TASK INSTRUCTIONS.
Identify each line in the records below that contains the word "this", and copy it.

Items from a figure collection
+ + + + +
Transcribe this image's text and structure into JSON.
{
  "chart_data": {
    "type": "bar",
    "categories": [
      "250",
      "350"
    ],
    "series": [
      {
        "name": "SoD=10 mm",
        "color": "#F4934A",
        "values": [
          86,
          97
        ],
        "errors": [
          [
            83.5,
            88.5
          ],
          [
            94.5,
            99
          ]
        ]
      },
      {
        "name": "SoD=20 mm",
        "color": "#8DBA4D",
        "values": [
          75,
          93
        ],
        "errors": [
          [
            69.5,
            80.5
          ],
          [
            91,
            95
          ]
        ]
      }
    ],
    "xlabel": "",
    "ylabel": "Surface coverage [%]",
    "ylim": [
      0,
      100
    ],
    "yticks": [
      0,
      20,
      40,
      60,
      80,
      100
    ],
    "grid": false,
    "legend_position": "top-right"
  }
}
+ + + + +
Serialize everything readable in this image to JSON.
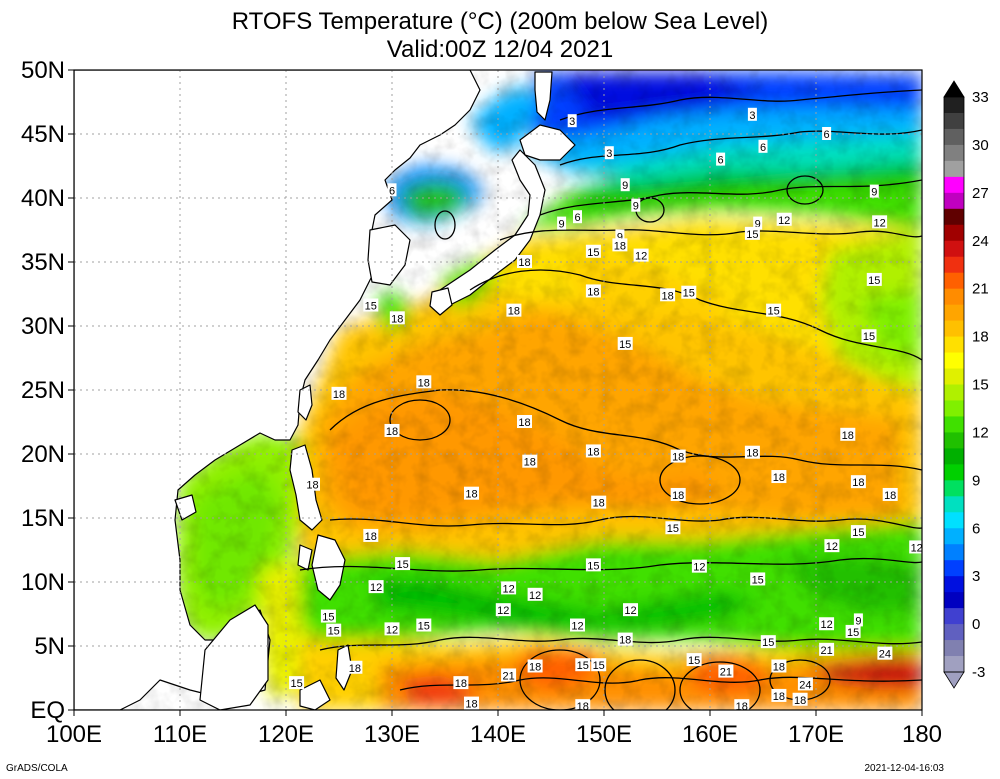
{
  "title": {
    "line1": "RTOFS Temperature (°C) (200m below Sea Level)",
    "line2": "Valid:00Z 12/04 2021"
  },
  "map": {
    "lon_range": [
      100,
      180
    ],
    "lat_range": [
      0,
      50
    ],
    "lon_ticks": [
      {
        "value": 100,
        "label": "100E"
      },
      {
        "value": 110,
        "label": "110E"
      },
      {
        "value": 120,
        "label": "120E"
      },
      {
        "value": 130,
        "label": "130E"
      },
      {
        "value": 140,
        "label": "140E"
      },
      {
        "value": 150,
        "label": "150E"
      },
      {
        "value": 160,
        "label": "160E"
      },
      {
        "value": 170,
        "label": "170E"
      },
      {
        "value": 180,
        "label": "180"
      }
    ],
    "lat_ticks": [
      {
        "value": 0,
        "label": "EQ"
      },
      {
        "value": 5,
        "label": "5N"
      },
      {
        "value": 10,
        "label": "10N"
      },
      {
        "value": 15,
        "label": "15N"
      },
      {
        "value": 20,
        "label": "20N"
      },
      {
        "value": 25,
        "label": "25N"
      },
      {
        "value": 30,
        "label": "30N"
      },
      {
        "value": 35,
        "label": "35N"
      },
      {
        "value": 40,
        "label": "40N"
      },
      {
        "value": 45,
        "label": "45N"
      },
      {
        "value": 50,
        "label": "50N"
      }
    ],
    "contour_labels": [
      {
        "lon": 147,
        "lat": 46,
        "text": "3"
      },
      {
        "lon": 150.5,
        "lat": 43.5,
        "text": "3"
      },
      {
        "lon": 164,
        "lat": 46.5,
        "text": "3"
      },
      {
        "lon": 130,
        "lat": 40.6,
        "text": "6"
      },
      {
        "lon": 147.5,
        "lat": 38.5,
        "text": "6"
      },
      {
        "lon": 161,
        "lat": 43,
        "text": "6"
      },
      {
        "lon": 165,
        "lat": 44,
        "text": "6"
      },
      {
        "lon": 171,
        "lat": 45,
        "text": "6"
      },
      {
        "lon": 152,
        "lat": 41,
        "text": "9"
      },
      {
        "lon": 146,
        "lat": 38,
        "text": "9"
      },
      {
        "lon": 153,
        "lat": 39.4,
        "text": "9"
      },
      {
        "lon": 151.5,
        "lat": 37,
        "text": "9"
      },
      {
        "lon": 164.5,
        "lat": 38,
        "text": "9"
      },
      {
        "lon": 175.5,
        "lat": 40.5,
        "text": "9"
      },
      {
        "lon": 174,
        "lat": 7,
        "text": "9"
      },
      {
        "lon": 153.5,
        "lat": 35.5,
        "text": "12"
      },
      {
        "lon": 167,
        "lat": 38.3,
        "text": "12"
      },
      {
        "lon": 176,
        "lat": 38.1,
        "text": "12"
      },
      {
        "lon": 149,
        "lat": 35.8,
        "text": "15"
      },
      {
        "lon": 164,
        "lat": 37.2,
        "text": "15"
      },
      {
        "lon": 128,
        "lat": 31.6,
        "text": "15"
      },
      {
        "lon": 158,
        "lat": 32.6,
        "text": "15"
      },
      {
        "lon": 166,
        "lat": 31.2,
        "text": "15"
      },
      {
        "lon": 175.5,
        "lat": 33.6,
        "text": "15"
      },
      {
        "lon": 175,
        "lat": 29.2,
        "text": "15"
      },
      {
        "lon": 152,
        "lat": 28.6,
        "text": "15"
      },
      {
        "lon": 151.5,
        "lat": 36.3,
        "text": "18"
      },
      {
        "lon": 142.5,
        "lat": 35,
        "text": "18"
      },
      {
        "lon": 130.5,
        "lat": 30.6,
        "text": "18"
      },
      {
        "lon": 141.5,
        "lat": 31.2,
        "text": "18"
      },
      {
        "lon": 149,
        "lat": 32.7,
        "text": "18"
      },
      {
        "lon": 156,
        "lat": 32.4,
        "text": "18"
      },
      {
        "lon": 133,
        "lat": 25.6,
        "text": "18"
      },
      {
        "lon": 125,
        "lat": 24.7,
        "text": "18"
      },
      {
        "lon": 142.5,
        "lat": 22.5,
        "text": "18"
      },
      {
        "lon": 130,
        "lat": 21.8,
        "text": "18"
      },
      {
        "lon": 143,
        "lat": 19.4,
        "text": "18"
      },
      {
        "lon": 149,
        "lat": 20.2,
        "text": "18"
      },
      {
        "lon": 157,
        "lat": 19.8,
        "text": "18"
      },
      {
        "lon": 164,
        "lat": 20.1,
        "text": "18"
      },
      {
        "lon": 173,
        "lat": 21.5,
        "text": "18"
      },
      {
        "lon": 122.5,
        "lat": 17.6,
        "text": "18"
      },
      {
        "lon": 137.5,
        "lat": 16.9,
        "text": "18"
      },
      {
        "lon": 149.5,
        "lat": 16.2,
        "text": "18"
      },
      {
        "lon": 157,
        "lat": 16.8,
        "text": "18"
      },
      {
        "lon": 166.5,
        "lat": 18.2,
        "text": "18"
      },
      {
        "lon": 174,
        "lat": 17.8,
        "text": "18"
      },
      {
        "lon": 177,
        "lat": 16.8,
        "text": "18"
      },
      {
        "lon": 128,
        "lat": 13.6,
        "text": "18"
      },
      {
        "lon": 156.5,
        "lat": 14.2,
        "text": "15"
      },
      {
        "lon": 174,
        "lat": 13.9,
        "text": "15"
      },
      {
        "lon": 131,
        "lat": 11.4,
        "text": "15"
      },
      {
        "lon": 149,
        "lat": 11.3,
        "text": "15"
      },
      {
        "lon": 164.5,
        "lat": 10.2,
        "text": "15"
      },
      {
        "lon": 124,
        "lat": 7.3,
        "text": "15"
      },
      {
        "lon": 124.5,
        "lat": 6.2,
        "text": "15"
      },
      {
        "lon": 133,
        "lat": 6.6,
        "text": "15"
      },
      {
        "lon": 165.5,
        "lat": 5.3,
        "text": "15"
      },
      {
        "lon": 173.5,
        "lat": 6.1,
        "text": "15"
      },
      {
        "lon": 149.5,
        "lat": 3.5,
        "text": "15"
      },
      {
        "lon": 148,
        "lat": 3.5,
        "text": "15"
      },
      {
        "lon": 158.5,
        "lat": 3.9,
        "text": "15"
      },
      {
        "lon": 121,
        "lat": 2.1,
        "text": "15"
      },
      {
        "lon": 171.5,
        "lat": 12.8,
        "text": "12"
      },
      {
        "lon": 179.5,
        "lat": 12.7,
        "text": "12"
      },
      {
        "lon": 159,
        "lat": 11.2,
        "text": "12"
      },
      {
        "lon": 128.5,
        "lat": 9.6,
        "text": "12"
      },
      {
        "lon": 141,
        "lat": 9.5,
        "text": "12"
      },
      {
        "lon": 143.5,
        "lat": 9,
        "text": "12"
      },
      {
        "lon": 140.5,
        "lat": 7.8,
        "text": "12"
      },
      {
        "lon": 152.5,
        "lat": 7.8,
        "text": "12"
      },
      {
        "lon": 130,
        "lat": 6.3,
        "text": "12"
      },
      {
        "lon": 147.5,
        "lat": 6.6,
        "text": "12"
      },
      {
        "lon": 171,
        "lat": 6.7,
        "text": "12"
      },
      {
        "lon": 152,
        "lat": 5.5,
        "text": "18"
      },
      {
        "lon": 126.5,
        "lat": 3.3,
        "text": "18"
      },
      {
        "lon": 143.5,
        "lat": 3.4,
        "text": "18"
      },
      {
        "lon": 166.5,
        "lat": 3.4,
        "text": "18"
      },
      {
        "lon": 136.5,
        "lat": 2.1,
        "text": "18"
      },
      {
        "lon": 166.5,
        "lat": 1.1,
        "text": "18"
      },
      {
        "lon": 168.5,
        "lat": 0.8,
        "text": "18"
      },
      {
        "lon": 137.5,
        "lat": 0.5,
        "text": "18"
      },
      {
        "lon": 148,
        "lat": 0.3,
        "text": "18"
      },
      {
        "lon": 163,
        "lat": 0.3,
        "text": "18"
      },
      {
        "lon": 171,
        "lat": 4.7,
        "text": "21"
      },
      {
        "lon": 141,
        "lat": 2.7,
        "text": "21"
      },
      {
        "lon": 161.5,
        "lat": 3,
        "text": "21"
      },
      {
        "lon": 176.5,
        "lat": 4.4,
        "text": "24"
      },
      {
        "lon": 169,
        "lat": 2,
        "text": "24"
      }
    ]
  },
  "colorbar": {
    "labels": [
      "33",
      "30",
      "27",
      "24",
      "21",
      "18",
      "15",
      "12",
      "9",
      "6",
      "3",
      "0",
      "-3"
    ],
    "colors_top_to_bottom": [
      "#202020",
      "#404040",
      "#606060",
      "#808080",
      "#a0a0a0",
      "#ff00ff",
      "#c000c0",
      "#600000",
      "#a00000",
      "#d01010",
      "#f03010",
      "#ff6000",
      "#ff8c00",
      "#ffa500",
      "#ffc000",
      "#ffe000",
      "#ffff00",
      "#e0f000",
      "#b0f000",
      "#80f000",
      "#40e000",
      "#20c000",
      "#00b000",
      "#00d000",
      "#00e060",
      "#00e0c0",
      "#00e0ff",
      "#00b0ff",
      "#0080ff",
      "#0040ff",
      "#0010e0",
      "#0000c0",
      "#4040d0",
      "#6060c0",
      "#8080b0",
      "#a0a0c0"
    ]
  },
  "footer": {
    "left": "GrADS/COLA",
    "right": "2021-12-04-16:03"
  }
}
+ + + + +
RIGHT ANSWER.
Transcribe this image's text and structure into JSON.
Serialize everything readable in this image to JSON.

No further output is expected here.